┌─ DATASET CONTENT

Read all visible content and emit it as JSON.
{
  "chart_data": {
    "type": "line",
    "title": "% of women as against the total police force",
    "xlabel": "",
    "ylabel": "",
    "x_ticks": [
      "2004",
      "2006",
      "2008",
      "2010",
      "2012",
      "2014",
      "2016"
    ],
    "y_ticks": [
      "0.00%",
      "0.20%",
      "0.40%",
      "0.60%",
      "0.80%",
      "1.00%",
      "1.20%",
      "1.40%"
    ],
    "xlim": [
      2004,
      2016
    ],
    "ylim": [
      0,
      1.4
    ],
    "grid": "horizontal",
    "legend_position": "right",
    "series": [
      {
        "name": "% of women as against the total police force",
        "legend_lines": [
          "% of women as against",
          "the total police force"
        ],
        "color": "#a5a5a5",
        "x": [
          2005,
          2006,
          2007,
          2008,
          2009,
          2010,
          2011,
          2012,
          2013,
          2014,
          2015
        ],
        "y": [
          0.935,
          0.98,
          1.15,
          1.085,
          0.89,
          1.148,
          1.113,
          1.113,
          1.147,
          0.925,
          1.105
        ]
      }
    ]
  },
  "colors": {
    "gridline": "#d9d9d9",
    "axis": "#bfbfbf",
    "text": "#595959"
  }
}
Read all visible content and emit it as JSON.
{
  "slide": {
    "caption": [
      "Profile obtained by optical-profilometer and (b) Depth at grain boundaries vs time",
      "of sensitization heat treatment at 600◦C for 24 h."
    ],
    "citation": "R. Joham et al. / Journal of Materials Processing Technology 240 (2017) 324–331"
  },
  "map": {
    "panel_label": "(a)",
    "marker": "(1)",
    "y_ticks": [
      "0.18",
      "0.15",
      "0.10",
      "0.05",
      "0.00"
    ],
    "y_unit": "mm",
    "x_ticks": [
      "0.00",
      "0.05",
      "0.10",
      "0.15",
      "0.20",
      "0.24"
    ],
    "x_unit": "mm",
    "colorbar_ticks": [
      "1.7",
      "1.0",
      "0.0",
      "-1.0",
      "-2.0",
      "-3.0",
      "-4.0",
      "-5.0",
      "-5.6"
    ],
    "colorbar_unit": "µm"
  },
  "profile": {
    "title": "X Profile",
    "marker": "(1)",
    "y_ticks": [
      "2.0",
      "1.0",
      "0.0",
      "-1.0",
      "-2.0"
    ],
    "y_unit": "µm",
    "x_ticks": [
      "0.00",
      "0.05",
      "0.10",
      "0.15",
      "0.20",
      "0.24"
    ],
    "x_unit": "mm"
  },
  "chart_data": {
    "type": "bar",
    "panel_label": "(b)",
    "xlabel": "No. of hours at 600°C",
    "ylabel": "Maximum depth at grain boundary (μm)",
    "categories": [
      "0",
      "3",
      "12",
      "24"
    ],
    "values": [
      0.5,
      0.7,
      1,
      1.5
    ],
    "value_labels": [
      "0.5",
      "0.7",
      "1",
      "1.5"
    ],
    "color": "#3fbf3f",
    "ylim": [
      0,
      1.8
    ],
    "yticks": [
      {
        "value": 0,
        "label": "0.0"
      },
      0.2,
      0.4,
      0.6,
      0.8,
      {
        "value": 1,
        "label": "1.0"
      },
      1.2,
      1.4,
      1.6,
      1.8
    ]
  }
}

└─

_STATED EXERCISE_
Set down all of the data above, word for word.

_COMPLETE RESPONSE_
Read all visible content and emit it as JSON.
{
  "chart_data": {
    "type": "line",
    "title": "% of women as against the total police force",
    "xlabel": "",
    "ylabel": "",
    "x_ticks": [
      "2004",
      "2006",
      "2008",
      "2010",
      "2012",
      "2014",
      "2016"
    ],
    "y_ticks": [
      "0.00%",
      "0.20%",
      "0.40%",
      "0.60%",
      "0.80%",
      "1.00%",
      "1.20%",
      "1.40%"
    ],
    "xlim": [
      2004,
      2016
    ],
    "ylim": [
      0,
      1.4
    ],
    "grid": "horizontal",
    "legend_position": "right",
    "series": [
      {
        "name": "% of women as against the total police force",
        "legend_lines": [
          "% of women as against",
          "the total police force"
        ],
        "color": "#a5a5a5",
        "x": [
          2005,
          2006,
          2007,
          2008,
          2009,
          2010,
          2011,
          2012,
          2013,
          2014,
          2015
        ],
        "y": [
          0.935,
          0.98,
          1.15,
          1.085,
          0.89,
          1.148,
          1.113,
          1.113,
          1.147,
          0.925,
          1.105
        ]
      }
    ]
  },
  "colors": {
    "gridline": "#d9d9d9",
    "axis": "#bfbfbf",
    "text": "#595959"
  }
}
Read all visible content and emit it as JSON.
{
  "slide": {
    "caption": [
      "Profile obtained by optical-profilometer and (b) Depth at grain boundaries vs time",
      "of sensitization heat treatment at 600◦C for 24 h."
    ],
    "citation": "R. Joham et al. / Journal of Materials Processing Technology 240 (2017) 324–331"
  },
  "map": {
    "panel_label": "(a)",
    "marker": "(1)",
    "y_ticks": [
      "0.18",
      "0.15",
      "0.10",
      "0.05",
      "0.00"
    ],
    "y_unit": "mm",
    "x_ticks": [
      "0.00",
      "0.05",
      "0.10",
      "0.15",
      "0.20",
      "0.24"
    ],
    "x_unit": "mm",
    "colorbar_ticks": [
      "1.7",
      "1.0",
      "0.0",
      "-1.0",
      "-2.0",
      "-3.0",
      "-4.0",
      "-5.0",
      "-5.6"
    ],
    "colorbar_unit": "µm"
  },
  "profile": {
    "title": "X Profile",
    "marker": "(1)",
    "y_ticks": [
      "2.0",
      "1.0",
      "0.0",
      "-1.0",
      "-2.0"
    ],
    "y_unit": "µm",
    "x_ticks": [
      "0.00",
      "0.05",
      "0.10",
      "0.15",
      "0.20",
      "0.24"
    ],
    "x_unit": "mm"
  },
  "chart_data": {
    "type": "bar",
    "panel_label": "(b)",
    "xlabel": "No. of hours at 600°C",
    "ylabel": "Maximum depth at grain boundary (μm)",
    "categories": [
      "0",
      "3",
      "12",
      "24"
    ],
    "values": [
      0.5,
      0.7,
      1,
      1.5
    ],
    "value_labels": [
      "0.5",
      "0.7",
      "1",
      "1.5"
    ],
    "color": "#3fbf3f",
    "ylim": [
      0,
      1.8
    ],
    "yticks": [
      {
        "value": 0,
        "label": "0.0"
      },
      0.2,
      0.4,
      0.6,
      0.8,
      {
        "value": 1,
        "label": "1.0"
      },
      1.2,
      1.4,
      1.6,
      1.8
    ]
  }
}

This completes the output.